— Start of Recorded data —

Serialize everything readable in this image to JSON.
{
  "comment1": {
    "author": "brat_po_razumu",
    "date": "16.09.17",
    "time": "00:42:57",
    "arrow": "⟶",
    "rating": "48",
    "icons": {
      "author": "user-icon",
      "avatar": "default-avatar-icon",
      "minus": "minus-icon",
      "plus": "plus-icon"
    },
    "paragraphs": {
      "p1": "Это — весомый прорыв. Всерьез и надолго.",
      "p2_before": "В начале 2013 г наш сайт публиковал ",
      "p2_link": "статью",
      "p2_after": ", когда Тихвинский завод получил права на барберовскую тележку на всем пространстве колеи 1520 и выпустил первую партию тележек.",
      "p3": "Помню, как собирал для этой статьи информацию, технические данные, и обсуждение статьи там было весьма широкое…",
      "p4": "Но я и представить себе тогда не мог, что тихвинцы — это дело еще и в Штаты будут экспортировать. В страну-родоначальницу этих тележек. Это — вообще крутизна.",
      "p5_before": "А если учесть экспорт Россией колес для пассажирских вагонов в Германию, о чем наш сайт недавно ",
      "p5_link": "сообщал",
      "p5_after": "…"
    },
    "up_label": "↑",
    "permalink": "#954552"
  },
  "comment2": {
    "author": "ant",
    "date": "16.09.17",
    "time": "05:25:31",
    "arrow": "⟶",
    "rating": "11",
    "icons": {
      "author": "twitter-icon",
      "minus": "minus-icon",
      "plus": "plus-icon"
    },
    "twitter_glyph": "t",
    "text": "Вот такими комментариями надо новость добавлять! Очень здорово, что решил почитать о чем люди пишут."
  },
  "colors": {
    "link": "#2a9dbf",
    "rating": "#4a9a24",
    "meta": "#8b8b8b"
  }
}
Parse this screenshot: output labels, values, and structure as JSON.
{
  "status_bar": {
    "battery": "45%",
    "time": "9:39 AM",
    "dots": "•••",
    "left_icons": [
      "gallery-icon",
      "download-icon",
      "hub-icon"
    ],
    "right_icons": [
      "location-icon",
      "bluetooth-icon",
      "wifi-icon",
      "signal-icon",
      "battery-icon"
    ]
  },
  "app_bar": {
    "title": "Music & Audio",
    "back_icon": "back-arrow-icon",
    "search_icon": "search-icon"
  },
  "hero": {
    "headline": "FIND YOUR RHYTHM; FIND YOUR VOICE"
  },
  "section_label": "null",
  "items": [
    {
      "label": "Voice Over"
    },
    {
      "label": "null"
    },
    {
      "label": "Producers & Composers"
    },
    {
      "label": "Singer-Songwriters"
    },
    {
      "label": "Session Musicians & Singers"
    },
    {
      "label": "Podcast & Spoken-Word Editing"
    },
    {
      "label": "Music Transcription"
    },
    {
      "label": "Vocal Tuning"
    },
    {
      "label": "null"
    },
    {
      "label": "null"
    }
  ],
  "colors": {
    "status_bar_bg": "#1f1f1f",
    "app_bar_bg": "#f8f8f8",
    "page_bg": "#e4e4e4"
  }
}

— End of Recorded data —

Required task:
Write out only the final block of lines, starting at the line with "Parse this screenshot: output" and running to the end of the material.

The output:
Parse this screenshot: output labels, values, and structure as JSON.
{
  "status_bar": {
    "battery": "45%",
    "time": "9:39 AM",
    "dots": "•••",
    "left_icons": [
      "gallery-icon",
      "download-icon",
      "hub-icon"
    ],
    "right_icons": [
      "location-icon",
      "bluetooth-icon",
      "wifi-icon",
      "signal-icon",
      "battery-icon"
    ]
  },
  "app_bar": {
    "title": "Music & Audio",
    "back_icon": "back-arrow-icon",
    "search_icon": "search-icon"
  },
  "hero": {
    "headline": "FIND YOUR RHYTHM; FIND YOUR VOICE"
  },
  "section_label": "null",
  "items": [
    {
      "label": "Voice Over"
    },
    {
      "label": "null"
    },
    {
      "label": "Producers & Composers"
    },
    {
      "label": "Singer-Songwriters"
    },
    {
      "label": "Session Musicians & Singers"
    },
    {
      "label": "Podcast & Spoken-Word Editing"
    },
    {
      "label": "Music Transcription"
    },
    {
      "label": "Vocal Tuning"
    },
    {
      "label": "null"
    },
    {
      "label": "null"
    }
  ],
  "colors": {
    "status_bar_bg": "#1f1f1f",
    "app_bar_bg": "#f8f8f8",
    "page_bg": "#e4e4e4"
  }
}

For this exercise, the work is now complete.